■ やること
- A) 米大統領選の記事から、「例えば、トランプ前大統領は米」で始まり「スのブロックが含まれている。」で終わる部分をそのまま抜き出してください。
- B) 米大統領選の記事によると、トランプ前大統領とデサンティス知事が、共和党の候補の中で自分が一番の対中国強硬派だと見せようとしているのはなぜですか。1〜3文で説明してください。
- C) 米大統領選の記事で、デサンティス知事が署名した3法案に含まれている内容をすべて挙げてください。

■ 記事の抜粋
========

2024年5月20日(月)

2024年米大統領選挙への道

2023年6月12日

対中国強硬派ナンバーワンを競う2人

 トランプ前大統領とデサンティス知事は、中国に対して好感が持てない約7割の米国人から支持を得るために、共和党大統領候補の中で、自分が最も対中国強硬派であるという印象を与えようとしている。

 例えば、トランプ前大統領は米中貿易戦争に焦点を当てて、中国製品に対して高い関税をかけて対抗すると宣言した。また、「バイデンファミリーは中国共産党と結びついた法人から利益を得ている」「バイデンはワシントンD.C.にある中華街に機密情報を持ち出した。どうして中華街なのか」と、有権者に疑問を投げかけて、バイデン大統領と中国を関連づけた。

 トランプ前大統領がバイデン大統領と中国の関係を集中攻撃するのに対して、デサンティス知事はフロリダ州における中国共産党の影響力を阻止する3法案に署名した。それらの法案には、中国の法人によるフロリダ州の軍事基地や重要インフラ(社会基盤)施設周辺の土地購入阻止、中国共産党と提携する法人が所有するサーバーへの機密データ保存停止、中国共産党の教育への影響力阻止、政府や教育機関でのサーバーやデバイスにおける中国系動画投稿アプリTik Tok(テイック・トック)のような危険アプリへのアクセスのブロックが含まれている。

性における「脱多様性」

 余談になるが、日本では与野党によるLGBT理解増進法案を巡る攻防の末、同法案が国会で成立する見通しだ。ただ、性的少数者に多様性が存在している点を軽視しているのではないだろうか。母校を例に出して恐縮だが、明治大学では「LGBT等」を用いている。ホワイトハウスは「LGBTQI+」を使い、広島G7サミット(主要7カ国首脳会議)のコミュニケでは「LGBTQIA+」と明記された。

 ジェンダーに関する広島G7サミットのコミュニケには、「我々は、長年にわたる構造的障害を克服し、教育などの手段を通じて有害なジェンダー規範、固定観念、役割及び慣行に対処するための我々の努力を倍加させることにコミットし、多様性、人権及び尊厳が尊重され、促進され、守られ、あらゆる人々が性自認、性表現あるいは性的指向に関係なく、暴力や差別を受けることなく生き生きとして人生を享受できることができる社会を実現する」という文言が盛り込まれた。

 しかし、フロリダ州は広島G7サミットのコミュニケとは正反対の方向へ進んでいる。性における「脱多様性」を目指すデサンティス知事は、「フロリダ州の青写真は連邦政府の政策の指針だ」と断言した上で、「米国をフロリダにする」と誓った。連邦政府はフロリダ州の成功事例を学べと言う意味だ。

========

■ 手元の資料

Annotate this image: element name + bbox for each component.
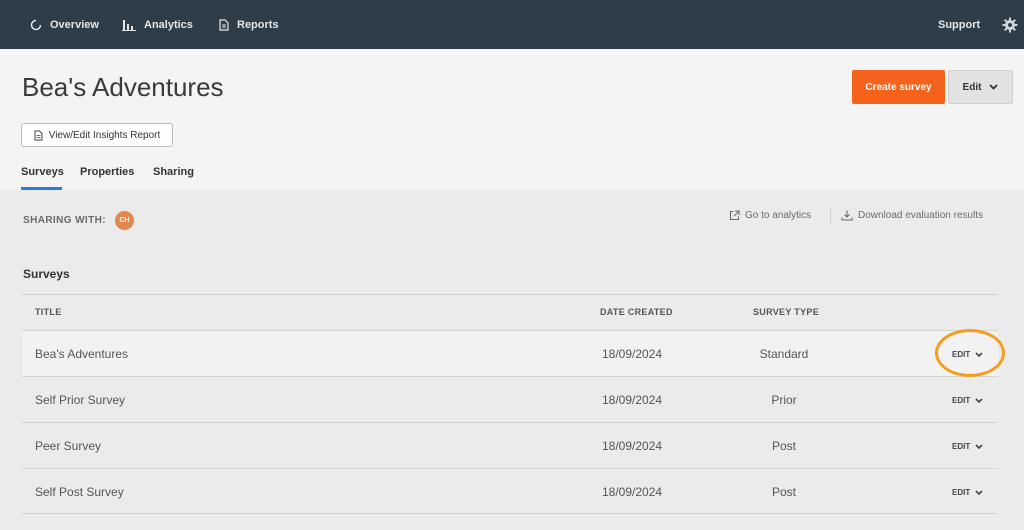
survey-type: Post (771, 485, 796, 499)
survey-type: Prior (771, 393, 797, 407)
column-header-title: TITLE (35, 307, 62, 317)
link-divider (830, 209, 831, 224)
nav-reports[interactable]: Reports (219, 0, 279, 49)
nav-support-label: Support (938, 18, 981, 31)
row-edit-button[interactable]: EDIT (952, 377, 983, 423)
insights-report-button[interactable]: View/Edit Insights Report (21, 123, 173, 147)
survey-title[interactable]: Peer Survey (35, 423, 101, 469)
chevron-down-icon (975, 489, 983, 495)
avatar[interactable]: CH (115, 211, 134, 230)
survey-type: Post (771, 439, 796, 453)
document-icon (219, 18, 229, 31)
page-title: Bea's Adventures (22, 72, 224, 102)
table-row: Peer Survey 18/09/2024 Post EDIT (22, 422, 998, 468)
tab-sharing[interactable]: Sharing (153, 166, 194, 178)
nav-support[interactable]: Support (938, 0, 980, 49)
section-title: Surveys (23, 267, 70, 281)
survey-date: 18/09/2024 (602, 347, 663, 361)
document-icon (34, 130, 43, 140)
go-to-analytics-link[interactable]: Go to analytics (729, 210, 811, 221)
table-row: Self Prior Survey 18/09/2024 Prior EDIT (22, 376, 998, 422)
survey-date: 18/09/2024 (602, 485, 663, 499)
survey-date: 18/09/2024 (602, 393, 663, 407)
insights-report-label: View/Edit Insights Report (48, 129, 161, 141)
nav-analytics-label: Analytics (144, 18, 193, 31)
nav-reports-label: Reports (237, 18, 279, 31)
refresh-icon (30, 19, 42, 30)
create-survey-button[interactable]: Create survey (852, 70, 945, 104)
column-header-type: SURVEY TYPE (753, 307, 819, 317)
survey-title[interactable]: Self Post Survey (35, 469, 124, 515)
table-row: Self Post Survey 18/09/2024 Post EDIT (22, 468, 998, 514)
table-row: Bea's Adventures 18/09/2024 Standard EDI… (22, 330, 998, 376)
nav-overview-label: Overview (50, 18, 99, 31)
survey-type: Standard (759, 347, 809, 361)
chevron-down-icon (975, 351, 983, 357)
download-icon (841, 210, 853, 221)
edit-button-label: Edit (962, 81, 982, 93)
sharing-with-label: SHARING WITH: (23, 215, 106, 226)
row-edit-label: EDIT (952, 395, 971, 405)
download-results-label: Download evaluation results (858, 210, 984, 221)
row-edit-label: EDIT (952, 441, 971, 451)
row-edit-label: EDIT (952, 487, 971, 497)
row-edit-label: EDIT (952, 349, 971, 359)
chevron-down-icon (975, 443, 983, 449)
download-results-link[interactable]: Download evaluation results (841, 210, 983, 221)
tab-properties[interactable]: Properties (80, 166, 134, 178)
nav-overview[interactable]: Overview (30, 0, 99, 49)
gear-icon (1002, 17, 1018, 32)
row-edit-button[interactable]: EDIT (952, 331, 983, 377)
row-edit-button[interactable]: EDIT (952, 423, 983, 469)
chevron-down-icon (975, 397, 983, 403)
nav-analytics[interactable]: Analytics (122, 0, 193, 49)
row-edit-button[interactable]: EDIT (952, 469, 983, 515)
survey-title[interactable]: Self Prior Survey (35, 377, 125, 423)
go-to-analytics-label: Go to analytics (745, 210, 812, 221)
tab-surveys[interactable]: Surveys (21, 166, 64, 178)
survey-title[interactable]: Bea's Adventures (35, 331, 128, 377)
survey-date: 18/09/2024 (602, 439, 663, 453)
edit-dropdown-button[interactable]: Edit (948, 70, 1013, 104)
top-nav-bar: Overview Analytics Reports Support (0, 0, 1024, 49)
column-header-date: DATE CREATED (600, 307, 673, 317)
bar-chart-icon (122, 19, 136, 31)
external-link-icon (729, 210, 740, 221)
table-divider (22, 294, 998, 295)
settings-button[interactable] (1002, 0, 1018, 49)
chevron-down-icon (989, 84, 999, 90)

========

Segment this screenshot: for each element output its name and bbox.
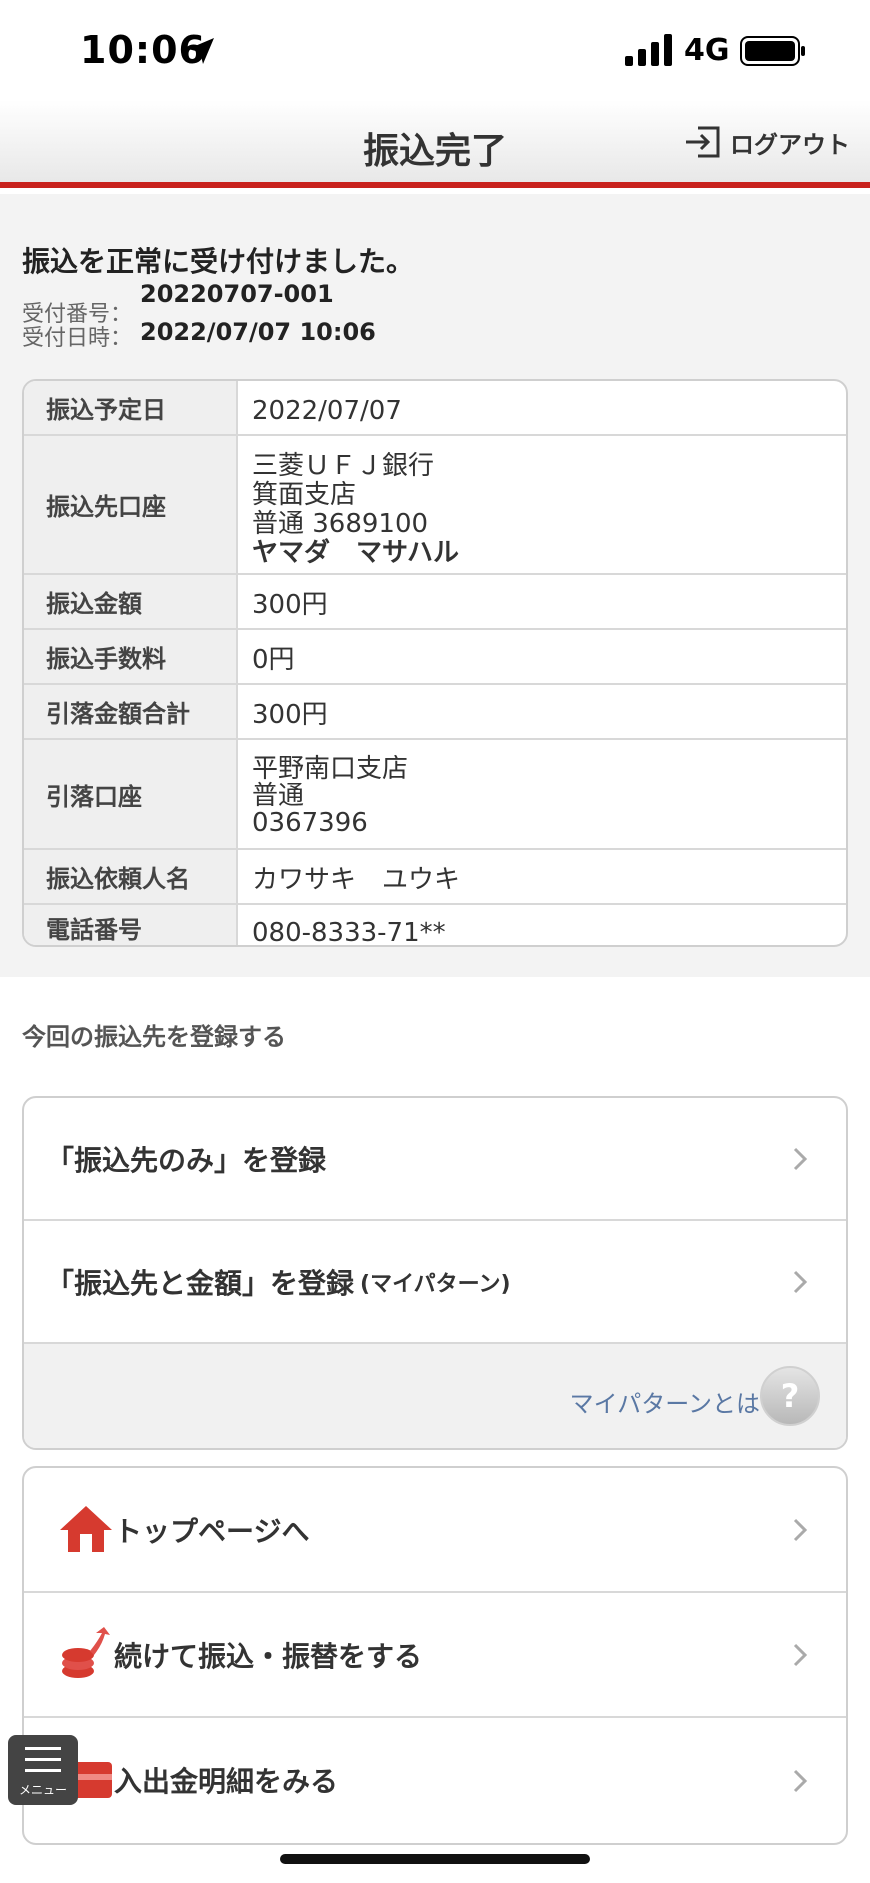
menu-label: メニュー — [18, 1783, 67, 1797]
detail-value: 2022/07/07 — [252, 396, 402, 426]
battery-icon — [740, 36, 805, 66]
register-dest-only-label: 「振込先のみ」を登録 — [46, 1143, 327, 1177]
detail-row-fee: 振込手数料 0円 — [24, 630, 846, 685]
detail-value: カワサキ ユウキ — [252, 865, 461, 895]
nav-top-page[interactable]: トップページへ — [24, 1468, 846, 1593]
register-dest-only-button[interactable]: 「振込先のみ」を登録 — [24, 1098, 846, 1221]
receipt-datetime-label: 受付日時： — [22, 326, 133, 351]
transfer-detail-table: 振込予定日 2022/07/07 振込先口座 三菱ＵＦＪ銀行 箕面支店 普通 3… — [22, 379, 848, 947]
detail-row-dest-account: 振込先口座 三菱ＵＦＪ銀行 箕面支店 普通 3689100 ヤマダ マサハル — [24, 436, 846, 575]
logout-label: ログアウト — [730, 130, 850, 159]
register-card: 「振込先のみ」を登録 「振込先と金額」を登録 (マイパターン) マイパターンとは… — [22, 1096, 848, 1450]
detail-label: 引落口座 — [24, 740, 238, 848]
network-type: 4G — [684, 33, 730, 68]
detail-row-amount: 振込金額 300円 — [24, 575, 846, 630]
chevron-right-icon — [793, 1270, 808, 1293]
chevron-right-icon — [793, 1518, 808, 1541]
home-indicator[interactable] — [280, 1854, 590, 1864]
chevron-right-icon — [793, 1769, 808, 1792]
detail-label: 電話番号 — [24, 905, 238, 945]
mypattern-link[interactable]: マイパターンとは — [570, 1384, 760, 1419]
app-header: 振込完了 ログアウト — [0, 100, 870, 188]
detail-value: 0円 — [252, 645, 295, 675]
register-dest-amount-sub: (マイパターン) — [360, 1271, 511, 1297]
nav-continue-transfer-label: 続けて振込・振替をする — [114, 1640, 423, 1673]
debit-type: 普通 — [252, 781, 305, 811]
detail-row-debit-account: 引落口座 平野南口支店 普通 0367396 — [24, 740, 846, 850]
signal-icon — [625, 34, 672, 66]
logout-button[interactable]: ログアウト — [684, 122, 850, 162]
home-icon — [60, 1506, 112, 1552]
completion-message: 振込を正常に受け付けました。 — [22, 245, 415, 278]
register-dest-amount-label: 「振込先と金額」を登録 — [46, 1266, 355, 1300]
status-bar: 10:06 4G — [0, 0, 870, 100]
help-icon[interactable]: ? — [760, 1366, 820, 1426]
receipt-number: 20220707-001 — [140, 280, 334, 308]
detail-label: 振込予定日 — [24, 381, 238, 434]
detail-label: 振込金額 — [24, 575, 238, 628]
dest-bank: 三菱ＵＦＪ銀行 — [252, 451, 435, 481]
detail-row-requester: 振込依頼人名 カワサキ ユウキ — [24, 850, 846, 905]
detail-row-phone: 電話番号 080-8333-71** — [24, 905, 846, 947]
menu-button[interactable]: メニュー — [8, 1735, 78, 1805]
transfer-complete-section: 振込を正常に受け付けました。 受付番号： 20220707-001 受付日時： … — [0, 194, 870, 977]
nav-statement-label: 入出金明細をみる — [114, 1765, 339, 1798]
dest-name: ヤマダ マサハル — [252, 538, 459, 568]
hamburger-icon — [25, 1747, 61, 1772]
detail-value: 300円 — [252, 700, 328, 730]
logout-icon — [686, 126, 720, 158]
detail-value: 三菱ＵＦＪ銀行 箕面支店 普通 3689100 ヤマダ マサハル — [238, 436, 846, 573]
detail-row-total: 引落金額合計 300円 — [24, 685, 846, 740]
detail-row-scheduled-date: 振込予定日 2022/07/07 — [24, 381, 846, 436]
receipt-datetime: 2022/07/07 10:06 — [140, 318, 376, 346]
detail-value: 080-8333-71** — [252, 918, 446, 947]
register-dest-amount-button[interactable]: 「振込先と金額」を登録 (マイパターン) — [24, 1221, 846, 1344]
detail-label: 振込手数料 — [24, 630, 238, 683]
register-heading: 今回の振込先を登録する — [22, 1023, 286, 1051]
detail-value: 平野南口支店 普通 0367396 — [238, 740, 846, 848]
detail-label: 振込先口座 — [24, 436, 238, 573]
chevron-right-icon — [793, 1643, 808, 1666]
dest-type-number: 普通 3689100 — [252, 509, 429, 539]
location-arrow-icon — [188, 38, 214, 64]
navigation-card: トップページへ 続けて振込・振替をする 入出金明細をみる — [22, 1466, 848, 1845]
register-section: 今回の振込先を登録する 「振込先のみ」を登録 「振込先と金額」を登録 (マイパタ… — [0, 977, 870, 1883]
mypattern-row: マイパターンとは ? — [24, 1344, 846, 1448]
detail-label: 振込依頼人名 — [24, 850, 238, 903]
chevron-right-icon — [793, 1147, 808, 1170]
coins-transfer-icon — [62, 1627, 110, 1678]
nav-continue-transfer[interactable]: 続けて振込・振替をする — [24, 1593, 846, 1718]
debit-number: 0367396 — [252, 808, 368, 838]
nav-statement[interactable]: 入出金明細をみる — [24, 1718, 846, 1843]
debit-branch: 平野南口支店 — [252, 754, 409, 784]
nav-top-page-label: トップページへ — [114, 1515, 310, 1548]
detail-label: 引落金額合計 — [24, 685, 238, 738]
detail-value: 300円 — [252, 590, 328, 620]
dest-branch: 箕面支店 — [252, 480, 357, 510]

========

■ 答え
- A)
例えば、トランプ前大統領は米中貿易戦争に焦点を当てて、中国製品に対して高い関税をかけて対抗すると宣言した。また、「バイデンファミリーは中国共産党と結びついた法人から利益を得ている」「バイデンはワシントンD.C.にある中華街に機密情報を持ち出した。どうして中華街なのか」と、有権者に疑問を投げかけて、バイデン大統領と中国を関連づけた。

 トランプ前大統領がバイデン大統領と中国の関係を集中攻撃するのに対して、デサンティス知事はフロリダ州における中国共産党の影響力を阻止する3法案に署名した。それらの法案には、中国の法人によるフロリダ州の軍事基地や重要インフラ(社会基盤)施設周辺の土地購入阻止、中国共産党と提携する法人が所有するサーバーへの機密データ保存停止、中国共産党の教育への影響力阻止、政府や教育機関でのサーバーやデバイスにおける中国系動画投稿アプリTik Tok(テイック・トック)のような危険アプリへのアクセスのブロックが含まれている。

- B) 中国に好感が持てない約7割の米国人から支持を得るためです。

- C)
・中国の法人によるフロリダ州の軍事基地や重要インフラ(社会基盤)施設周辺の土地購入の阻止
・中国共産党と提携する法人が所有するサーバーへの機密データ保存の停止
・中国共産党の教育への影響力の阻止
・政府や教育機関でのサーバーやデバイスにおける、Tik Tokのような危険アプリへのアクセスのブロック